▼
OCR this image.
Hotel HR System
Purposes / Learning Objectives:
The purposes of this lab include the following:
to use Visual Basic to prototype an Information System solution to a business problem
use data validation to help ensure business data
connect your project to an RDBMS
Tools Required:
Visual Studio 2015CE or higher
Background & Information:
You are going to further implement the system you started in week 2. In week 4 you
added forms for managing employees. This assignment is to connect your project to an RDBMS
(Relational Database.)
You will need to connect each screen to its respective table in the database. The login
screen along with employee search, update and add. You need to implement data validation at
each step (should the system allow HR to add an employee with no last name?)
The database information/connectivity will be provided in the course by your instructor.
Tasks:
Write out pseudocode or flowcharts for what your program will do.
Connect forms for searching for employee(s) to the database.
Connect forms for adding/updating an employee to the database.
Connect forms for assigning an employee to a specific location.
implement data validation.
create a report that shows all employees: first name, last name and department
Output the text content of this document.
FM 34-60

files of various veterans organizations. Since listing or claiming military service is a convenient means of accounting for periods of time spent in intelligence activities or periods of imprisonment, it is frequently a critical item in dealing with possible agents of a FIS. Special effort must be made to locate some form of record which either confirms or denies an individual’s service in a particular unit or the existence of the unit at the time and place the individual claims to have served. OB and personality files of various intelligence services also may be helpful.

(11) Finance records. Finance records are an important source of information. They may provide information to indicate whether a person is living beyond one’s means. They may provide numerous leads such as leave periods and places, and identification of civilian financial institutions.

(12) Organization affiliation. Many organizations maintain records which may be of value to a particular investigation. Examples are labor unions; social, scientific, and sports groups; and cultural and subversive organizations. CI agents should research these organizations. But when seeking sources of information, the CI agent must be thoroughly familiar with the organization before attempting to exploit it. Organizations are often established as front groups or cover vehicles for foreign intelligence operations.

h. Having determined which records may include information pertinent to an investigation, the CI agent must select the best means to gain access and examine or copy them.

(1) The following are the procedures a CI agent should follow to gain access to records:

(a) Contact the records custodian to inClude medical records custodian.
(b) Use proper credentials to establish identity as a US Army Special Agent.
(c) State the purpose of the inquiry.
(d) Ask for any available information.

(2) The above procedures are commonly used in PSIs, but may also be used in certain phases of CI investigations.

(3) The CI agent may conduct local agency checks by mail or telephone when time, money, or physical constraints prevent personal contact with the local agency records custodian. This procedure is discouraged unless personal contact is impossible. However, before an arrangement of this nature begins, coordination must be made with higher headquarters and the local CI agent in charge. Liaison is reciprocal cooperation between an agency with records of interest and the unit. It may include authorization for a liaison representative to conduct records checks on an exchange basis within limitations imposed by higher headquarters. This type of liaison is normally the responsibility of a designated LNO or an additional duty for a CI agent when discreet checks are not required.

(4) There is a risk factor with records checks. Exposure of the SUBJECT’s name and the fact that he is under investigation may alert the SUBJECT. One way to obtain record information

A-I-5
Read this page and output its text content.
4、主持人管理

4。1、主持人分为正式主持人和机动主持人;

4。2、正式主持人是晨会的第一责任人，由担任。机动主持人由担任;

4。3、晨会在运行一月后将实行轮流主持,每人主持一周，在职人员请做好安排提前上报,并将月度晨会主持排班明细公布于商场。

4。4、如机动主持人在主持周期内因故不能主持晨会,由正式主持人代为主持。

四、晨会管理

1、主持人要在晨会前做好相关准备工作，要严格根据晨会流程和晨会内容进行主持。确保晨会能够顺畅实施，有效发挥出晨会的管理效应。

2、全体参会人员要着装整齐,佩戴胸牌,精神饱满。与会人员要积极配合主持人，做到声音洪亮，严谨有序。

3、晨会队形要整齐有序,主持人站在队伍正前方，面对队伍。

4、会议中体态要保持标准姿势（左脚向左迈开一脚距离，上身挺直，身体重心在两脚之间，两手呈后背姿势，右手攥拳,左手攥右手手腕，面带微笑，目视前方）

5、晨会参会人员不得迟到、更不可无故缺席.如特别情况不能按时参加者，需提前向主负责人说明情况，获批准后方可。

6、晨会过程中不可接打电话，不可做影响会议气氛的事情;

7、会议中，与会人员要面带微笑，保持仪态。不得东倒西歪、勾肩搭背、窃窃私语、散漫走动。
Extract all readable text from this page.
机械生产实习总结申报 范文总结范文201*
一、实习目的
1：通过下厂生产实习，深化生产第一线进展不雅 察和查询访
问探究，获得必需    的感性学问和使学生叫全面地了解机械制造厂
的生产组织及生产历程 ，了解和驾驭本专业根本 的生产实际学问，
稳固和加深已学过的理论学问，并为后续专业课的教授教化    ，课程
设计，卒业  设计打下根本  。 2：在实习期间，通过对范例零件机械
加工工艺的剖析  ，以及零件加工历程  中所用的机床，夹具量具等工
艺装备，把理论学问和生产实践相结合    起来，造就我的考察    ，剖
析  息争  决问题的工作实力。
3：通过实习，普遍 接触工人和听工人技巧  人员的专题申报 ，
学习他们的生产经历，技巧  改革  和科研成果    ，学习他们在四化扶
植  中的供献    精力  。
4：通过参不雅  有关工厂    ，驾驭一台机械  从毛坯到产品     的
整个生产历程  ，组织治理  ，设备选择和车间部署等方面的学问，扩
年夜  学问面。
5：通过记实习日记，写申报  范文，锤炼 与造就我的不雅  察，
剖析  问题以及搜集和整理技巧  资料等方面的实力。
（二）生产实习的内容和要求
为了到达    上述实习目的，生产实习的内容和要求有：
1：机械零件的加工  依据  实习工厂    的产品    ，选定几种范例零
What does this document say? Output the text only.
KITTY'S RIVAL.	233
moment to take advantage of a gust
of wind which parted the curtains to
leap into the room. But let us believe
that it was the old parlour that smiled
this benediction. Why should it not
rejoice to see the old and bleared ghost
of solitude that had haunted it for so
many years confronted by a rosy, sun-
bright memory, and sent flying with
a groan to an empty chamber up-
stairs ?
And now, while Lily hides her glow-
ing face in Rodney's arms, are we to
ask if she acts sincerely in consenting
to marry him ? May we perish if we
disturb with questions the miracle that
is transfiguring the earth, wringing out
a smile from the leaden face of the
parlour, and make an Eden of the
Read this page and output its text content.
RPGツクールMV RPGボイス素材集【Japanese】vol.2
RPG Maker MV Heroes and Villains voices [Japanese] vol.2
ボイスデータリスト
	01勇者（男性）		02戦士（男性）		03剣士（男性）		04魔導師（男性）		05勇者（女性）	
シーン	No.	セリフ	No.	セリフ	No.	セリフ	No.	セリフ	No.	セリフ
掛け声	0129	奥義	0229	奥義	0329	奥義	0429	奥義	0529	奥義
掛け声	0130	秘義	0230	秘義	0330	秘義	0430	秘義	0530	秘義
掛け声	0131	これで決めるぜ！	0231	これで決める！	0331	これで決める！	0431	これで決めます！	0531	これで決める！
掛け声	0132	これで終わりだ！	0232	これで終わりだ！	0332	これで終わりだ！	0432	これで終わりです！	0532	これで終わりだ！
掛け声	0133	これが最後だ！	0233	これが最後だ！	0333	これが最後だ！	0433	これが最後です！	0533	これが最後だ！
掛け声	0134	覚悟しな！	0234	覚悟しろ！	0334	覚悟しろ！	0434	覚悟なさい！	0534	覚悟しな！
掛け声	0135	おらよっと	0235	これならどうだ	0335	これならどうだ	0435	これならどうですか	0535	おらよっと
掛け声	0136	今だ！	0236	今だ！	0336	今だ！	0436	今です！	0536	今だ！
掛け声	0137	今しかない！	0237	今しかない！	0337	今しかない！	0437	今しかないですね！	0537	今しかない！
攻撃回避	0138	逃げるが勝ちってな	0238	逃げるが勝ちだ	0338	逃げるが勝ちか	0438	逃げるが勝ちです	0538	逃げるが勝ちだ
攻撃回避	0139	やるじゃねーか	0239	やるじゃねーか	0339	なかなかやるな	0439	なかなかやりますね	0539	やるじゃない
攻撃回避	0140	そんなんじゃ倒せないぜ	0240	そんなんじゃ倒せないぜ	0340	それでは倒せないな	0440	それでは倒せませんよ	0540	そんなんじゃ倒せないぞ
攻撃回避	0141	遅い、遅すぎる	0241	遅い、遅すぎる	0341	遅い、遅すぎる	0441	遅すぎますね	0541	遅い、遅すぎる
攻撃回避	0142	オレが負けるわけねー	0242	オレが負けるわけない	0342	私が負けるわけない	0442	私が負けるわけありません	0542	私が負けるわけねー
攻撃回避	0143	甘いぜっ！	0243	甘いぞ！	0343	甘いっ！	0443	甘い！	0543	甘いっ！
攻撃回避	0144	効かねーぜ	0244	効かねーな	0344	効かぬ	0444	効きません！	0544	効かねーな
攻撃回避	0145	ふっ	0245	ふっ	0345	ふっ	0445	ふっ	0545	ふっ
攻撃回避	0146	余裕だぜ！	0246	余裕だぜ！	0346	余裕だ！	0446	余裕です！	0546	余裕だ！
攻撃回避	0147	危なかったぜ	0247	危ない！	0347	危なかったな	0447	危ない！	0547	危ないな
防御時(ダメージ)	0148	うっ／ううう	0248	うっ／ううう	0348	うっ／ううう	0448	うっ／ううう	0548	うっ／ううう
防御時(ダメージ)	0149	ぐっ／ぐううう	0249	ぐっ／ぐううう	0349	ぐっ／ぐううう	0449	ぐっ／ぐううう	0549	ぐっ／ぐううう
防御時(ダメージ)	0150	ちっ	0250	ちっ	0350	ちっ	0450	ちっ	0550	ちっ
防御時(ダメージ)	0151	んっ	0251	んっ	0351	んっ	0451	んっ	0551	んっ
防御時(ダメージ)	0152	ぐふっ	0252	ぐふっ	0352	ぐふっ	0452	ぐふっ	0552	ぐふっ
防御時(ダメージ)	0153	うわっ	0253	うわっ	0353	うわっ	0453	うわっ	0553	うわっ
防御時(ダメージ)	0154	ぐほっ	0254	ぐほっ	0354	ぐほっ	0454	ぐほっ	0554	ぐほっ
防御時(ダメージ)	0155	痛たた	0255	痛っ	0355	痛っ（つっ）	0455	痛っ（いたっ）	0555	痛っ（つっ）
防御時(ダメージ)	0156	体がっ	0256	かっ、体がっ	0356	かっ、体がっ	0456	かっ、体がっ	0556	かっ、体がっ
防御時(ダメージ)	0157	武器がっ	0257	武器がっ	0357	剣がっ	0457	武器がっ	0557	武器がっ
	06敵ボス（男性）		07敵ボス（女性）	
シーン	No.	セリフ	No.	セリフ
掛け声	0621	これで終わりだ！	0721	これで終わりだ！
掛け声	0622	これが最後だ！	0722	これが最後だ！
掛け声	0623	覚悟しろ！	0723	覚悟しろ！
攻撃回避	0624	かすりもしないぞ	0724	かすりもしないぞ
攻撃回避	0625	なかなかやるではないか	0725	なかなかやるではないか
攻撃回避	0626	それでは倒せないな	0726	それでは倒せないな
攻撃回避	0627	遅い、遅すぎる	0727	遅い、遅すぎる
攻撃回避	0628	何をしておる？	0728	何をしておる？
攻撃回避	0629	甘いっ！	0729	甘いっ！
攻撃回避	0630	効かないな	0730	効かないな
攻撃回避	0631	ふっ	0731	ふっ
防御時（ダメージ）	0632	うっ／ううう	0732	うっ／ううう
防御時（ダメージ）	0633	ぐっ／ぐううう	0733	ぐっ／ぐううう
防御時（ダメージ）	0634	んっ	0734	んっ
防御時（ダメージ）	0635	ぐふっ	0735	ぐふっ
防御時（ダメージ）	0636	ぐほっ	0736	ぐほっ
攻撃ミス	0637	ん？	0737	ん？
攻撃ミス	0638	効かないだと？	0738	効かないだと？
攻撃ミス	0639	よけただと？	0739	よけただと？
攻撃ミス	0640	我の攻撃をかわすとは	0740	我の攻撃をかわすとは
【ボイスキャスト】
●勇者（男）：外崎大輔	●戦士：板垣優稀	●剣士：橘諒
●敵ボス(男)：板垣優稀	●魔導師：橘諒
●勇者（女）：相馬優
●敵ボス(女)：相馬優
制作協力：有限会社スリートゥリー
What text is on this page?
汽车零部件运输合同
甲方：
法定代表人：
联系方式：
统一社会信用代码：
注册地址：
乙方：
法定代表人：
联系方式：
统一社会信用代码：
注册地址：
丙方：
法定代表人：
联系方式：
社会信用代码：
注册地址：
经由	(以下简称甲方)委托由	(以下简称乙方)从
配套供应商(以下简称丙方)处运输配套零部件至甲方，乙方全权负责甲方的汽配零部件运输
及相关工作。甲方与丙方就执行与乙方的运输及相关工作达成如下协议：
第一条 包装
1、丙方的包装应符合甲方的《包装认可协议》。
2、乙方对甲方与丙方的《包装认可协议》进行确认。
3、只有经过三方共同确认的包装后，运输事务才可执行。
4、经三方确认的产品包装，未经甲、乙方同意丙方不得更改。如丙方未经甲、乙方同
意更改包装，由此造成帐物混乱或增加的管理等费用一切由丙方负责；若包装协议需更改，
▲
*THE EXERCISE:*
From the data above, work out how many lines contain the string "それでは倒せないな" and reply with only the number.

*THE OUTPUT:*
2